[Extracted records]:
──────

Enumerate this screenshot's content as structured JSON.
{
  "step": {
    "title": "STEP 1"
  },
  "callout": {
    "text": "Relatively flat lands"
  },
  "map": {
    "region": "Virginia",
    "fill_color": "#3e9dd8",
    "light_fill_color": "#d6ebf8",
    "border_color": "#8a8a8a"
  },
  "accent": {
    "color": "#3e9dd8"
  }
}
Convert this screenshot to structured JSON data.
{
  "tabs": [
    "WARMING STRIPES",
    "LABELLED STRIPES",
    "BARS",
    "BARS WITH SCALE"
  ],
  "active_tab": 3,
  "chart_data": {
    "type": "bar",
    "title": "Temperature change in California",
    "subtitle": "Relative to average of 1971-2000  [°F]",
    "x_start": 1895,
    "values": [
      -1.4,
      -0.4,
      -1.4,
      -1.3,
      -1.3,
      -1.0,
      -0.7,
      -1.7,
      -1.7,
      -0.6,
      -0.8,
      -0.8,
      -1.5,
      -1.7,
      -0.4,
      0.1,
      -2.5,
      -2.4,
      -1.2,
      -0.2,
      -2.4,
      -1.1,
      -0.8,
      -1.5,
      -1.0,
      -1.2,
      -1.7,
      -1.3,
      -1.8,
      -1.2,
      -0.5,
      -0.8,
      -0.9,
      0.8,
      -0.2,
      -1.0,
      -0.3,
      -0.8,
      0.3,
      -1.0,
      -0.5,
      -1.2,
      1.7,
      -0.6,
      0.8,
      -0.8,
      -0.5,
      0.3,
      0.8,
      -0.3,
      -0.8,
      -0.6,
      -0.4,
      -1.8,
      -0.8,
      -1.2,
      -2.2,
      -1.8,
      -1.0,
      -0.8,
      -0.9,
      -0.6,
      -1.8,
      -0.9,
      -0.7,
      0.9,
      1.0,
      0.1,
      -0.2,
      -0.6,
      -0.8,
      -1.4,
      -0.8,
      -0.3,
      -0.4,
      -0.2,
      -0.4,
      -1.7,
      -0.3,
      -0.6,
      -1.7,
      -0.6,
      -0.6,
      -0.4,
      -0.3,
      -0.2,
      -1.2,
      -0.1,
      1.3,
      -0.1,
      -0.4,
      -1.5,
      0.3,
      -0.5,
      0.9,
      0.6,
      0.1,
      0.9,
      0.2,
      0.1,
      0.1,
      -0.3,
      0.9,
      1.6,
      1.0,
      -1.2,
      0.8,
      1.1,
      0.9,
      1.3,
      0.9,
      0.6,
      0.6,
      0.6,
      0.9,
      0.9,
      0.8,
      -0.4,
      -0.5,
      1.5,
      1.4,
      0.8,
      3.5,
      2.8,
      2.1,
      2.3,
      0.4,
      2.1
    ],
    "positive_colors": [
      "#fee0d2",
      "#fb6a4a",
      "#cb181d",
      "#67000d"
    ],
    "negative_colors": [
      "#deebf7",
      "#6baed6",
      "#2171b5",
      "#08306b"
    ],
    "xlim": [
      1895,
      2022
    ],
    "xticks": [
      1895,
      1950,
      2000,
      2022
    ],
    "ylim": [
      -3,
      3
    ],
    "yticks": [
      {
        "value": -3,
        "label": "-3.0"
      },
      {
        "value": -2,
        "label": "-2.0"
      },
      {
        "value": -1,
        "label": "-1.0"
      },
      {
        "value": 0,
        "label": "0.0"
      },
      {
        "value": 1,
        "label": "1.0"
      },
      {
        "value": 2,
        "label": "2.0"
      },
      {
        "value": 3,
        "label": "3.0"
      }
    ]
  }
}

──────

[REQUIRED TASK]:
Each line must be given again exactly as written above.

[RESULT OF THIS TASK]:
Enumerate this screenshot's content as structured JSON.
{
  "step": {
    "title": "STEP 1"
  },
  "callout": {
    "text": "Relatively flat lands"
  },
  "map": {
    "region": "Virginia",
    "fill_color": "#3e9dd8",
    "light_fill_color": "#d6ebf8",
    "border_color": "#8a8a8a"
  },
  "accent": {
    "color": "#3e9dd8"
  }
}
Convert this screenshot to structured JSON data.
{
  "tabs": [
    "WARMING STRIPES",
    "LABELLED STRIPES",
    "BARS",
    "BARS WITH SCALE"
  ],
  "active_tab": 3,
  "chart_data": {
    "type": "bar",
    "title": "Temperature change in California",
    "subtitle": "Relative to average of 1971-2000  [°F]",
    "x_start": 1895,
    "values": [
      -1.4,
      -0.4,
      -1.4,
      -1.3,
      -1.3,
      -1.0,
      -0.7,
      -1.7,
      -1.7,
      -0.6,
      -0.8,
      -0.8,
      -1.5,
      -1.7,
      -0.4,
      0.1,
      -2.5,
      -2.4,
      -1.2,
      -0.2,
      -2.4,
      -1.1,
      -0.8,
      -1.5,
      -1.0,
      -1.2,
      -1.7,
      -1.3,
      -1.8,
      -1.2,
      -0.5,
      -0.8,
      -0.9,
      0.8,
      -0.2,
      -1.0,
      -0.3,
      -0.8,
      0.3,
      -1.0,
      -0.5,
      -1.2,
      1.7,
      -0.6,
      0.8,
      -0.8,
      -0.5,
      0.3,
      0.8,
      -0.3,
      -0.8,
      -0.6,
      -0.4,
      -1.8,
      -0.8,
      -1.2,
      -2.2,
      -1.8,
      -1.0,
      -0.8,
      -0.9,
      -0.6,
      -1.8,
      -0.9,
      -0.7,
      0.9,
      1.0,
      0.1,
      -0.2,
      -0.6,
      -0.8,
      -1.4,
      -0.8,
      -0.3,
      -0.4,
      -0.2,
      -0.4,
      -1.7,
      -0.3,
      -0.6,
      -1.7,
      -0.6,
      -0.6,
      -0.4,
      -0.3,
      -0.2,
      -1.2,
      -0.1,
      1.3,
      -0.1,
      -0.4,
      -1.5,
      0.3,
      -0.5,
      0.9,
      0.6,
      0.1,
      0.9,
      0.2,
      0.1,
      0.1,
      -0.3,
      0.9,
      1.6,
      1.0,
      -1.2,
      0.8,
      1.1,
      0.9,
      1.3,
      0.9,
      0.6,
      0.6,
      0.6,
      0.9,
      0.9,
      0.8,
      -0.4,
      -0.5,
      1.5,
      1.4,
      0.8,
      3.5,
      2.8,
      2.1,
      2.3,
      0.4,
      2.1
    ],
    "positive_colors": [
      "#fee0d2",
      "#fb6a4a",
      "#cb181d",
      "#67000d"
    ],
    "negative_colors": [
      "#deebf7",
      "#6baed6",
      "#2171b5",
      "#08306b"
    ],
    "xlim": [
      1895,
      2022
    ],
    "xticks": [
      1895,
      1950,
      2000,
      2022
    ],
    "ylim": [
      -3,
      3
    ],
    "yticks": [
      {
        "value": -3,
        "label": "-3.0"
      },
      {
        "value": -2,
        "label": "-2.0"
      },
      {
        "value": -1,
        "label": "-1.0"
      },
      {
        "value": 0,
        "label": "0.0"
      },
      {
        "value": 1,
        "label": "1.0"
      },
      {
        "value": 2,
        "label": "2.0"
      },
      {
        "value": 3,
        "label": "3.0"
      }
    ]
  }
}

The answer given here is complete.